- _Stated problem_: What follows is a listing to be transcribed exactly.

- _Given information_:
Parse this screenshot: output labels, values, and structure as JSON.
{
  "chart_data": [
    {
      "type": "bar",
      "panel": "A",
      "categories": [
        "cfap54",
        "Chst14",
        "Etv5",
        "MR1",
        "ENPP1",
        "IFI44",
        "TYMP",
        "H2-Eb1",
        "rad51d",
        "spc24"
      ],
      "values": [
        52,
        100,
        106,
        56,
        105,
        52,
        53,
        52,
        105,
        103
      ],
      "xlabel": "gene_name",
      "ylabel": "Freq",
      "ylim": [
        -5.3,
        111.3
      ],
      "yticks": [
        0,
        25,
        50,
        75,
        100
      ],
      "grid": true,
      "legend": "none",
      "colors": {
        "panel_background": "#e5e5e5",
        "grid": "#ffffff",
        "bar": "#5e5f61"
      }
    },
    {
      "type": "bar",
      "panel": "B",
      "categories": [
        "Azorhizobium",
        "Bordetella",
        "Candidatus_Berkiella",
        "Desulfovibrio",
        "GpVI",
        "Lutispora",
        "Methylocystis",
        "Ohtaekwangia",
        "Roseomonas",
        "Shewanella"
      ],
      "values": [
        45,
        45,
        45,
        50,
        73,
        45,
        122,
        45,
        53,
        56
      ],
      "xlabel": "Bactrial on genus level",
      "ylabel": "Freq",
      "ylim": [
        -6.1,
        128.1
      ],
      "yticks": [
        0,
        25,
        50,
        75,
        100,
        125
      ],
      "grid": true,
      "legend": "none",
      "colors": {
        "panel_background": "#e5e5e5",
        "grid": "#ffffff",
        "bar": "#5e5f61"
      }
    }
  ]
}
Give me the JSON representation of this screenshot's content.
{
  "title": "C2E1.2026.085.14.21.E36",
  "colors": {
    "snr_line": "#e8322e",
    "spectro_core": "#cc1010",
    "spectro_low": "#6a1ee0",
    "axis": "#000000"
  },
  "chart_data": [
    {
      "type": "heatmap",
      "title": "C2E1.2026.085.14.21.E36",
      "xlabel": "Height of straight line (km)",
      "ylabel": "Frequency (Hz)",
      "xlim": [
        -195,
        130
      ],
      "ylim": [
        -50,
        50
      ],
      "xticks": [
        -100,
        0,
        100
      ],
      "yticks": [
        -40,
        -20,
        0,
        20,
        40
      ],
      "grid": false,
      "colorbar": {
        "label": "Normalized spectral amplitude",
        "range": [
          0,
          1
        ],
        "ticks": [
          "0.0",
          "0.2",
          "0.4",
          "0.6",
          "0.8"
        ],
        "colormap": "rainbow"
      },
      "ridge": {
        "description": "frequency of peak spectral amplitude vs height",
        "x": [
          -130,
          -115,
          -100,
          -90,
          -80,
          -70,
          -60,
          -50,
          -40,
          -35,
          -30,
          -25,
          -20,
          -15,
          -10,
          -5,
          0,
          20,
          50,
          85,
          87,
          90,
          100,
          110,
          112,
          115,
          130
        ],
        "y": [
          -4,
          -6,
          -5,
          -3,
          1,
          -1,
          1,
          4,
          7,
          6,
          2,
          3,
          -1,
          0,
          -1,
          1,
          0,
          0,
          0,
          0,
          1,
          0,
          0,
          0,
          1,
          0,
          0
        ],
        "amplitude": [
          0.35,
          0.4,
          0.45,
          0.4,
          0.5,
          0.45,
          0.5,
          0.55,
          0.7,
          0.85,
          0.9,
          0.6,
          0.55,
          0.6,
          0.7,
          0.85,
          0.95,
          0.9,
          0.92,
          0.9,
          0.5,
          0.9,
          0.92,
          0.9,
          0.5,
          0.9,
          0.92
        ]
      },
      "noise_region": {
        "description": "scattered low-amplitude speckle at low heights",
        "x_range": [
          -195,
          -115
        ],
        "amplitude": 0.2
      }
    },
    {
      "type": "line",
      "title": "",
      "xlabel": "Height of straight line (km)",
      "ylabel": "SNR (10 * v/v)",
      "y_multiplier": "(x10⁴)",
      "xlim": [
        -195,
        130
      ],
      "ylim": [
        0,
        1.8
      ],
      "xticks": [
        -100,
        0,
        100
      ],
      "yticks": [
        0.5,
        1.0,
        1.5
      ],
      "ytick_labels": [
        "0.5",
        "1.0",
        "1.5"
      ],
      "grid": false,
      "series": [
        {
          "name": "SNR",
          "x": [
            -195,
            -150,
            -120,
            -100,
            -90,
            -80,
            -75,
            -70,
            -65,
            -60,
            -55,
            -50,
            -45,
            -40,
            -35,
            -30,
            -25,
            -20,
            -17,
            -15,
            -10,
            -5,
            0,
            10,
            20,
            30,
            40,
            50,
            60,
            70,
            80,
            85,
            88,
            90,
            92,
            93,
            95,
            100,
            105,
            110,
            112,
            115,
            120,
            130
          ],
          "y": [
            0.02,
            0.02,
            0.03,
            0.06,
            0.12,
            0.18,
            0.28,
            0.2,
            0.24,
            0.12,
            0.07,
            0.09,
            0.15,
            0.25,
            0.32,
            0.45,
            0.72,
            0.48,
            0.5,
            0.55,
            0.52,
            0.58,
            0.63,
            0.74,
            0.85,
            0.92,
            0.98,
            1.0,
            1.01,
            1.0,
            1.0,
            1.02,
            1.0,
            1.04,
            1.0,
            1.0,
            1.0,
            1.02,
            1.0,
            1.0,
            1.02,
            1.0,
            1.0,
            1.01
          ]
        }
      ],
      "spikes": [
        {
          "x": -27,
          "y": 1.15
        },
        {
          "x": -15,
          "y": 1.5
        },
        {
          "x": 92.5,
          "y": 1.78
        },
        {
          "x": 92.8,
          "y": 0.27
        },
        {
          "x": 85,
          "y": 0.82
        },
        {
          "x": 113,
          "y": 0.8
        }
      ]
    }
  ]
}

- _Answer_:
Parse this screenshot: output labels, values, and structure as JSON.
{
  "chart_data": [
    {
      "type": "bar",
      "panel": "A",
      "categories": [
        "cfap54",
        "Chst14",
        "Etv5",
        "MR1",
        "ENPP1",
        "IFI44",
        "TYMP",
        "H2-Eb1",
        "rad51d",
        "spc24"
      ],
      "values": [
        52,
        100,
        106,
        56,
        105,
        52,
        53,
        52,
        105,
        103
      ],
      "xlabel": "gene_name",
      "ylabel": "Freq",
      "ylim": [
        -5.3,
        111.3
      ],
      "yticks": [
        0,
        25,
        50,
        75,
        100
      ],
      "grid": true,
      "legend": "none",
      "colors": {
        "panel_background": "#e5e5e5",
        "grid": "#ffffff",
        "bar": "#5e5f61"
      }
    },
    {
      "type": "bar",
      "panel": "B",
      "categories": [
        "Azorhizobium",
        "Bordetella",
        "Candidatus_Berkiella",
        "Desulfovibrio",
        "GpVI",
        "Lutispora",
        "Methylocystis",
        "Ohtaekwangia",
        "Roseomonas",
        "Shewanella"
      ],
      "values": [
        45,
        45,
        45,
        50,
        73,
        45,
        122,
        45,
        53,
        56
      ],
      "xlabel": "Bactrial on genus level",
      "ylabel": "Freq",
      "ylim": [
        -6.1,
        128.1
      ],
      "yticks": [
        0,
        25,
        50,
        75,
        100,
        125
      ],
      "grid": true,
      "legend": "none",
      "colors": {
        "panel_background": "#e5e5e5",
        "grid": "#ffffff",
        "bar": "#5e5f61"
      }
    }
  ]
}
Give me the JSON representation of this screenshot's content.
{
  "title": "C2E1.2026.085.14.21.E36",
  "colors": {
    "snr_line": "#e8322e",
    "spectro_core": "#cc1010",
    "spectro_low": "#6a1ee0",
    "axis": "#000000"
  },
  "chart_data": [
    {
      "type": "heatmap",
      "title": "C2E1.2026.085.14.21.E36",
      "xlabel": "Height of straight line (km)",
      "ylabel": "Frequency (Hz)",
      "xlim": [
        -195,
        130
      ],
      "ylim": [
        -50,
        50
      ],
      "xticks": [
        -100,
        0,
        100
      ],
      "yticks": [
        -40,
        -20,
        0,
        20,
        40
      ],
      "grid": false,
      "colorbar": {
        "label": "Normalized spectral amplitude",
        "range": [
          0,
          1
        ],
        "ticks": [
          "0.0",
          "0.2",
          "0.4",
          "0.6",
          "0.8"
        ],
        "colormap": "rainbow"
      },
      "ridge": {
        "description": "frequency of peak spectral amplitude vs height",
        "x": [
          -130,
          -115,
          -100,
          -90,
          -80,
          -70,
          -60,
          -50,
          -40,
          -35,
          -30,
          -25,
          -20,
          -15,
          -10,
          -5,
          0,
          20,
          50,
          85,
          87,
          90,
          100,
          110,
          112,
          115,
          130
        ],
        "y": [
          -4,
          -6,
          -5,
          -3,
          1,
          -1,
          1,
          4,
          7,
          6,
          2,
          3,
          -1,
          0,
          -1,
          1,
          0,
          0,
          0,
          0,
          1,
          0,
          0,
          0,
          1,
          0,
          0
        ],
        "amplitude": [
          0.35,
          0.4,
          0.45,
          0.4,
          0.5,
          0.45,
          0.5,
          0.55,
          0.7,
          0.85,
          0.9,
          0.6,
          0.55,
          0.6,
          0.7,
          0.85,
          0.95,
          0.9,
          0.92,
          0.9,
          0.5,
          0.9,
          0.92,
          0.9,
          0.5,
          0.9,
          0.92
        ]
      },
      "noise_region": {
        "description": "scattered low-amplitude speckle at low heights",
        "x_range": [
          -195,
          -115
        ],
        "amplitude": 0.2
      }
    },
    {
      "type": "line",
      "title": "",
      "xlabel": "Height of straight line (km)",
      "ylabel": "SNR (10 * v/v)",
      "y_multiplier": "(x10⁴)",
      "xlim": [
        -195,
        130
      ],
      "ylim": [
        0,
        1.8
      ],
      "xticks": [
        -100,
        0,
        100
      ],
      "yticks": [
        0.5,
        1.0,
        1.5
      ],
      "ytick_labels": [
        "0.5",
        "1.0",
        "1.5"
      ],
      "grid": false,
      "series": [
        {
          "name": "SNR",
          "x": [
            -195,
            -150,
            -120,
            -100,
            -90,
            -80,
            -75,
            -70,
            -65,
            -60,
            -55,
            -50,
            -45,
            -40,
            -35,
            -30,
            -25,
            -20,
            -17,
            -15,
            -10,
            -5,
            0,
            10,
            20,
            30,
            40,
            50,
            60,
            70,
            80,
            85,
            88,
            90,
            92,
            93,
            95,
            100,
            105,
            110,
            112,
            115,
            120,
            130
          ],
          "y": [
            0.02,
            0.02,
            0.03,
            0.06,
            0.12,
            0.18,
            0.28,
            0.2,
            0.24,
            0.12,
            0.07,
            0.09,
            0.15,
            0.25,
            0.32,
            0.45,
            0.72,
            0.48,
            0.5,
            0.55,
            0.52,
            0.58,
            0.63,
            0.74,
            0.85,
            0.92,
            0.98,
            1.0,
            1.01,
            1.0,
            1.0,
            1.02,
            1.0,
            1.04,
            1.0,
            1.0,
            1.0,
            1.02,
            1.0,
            1.0,
            1.02,
            1.0,
            1.0,
            1.01
          ]
        }
      ],
      "spikes": [
        {
          "x": -27,
          "y": 1.15
        },
        {
          "x": -15,
          "y": 1.5
        },
        {
          "x": 92.5,
          "y": 1.78
        },
        {
          "x": 92.8,
          "y": 0.27
        },
        {
          "x": 85,
          "y": 0.82
        },
        {
          "x": 113,
          "y": 0.8
        }
      ]
    }
  ]
}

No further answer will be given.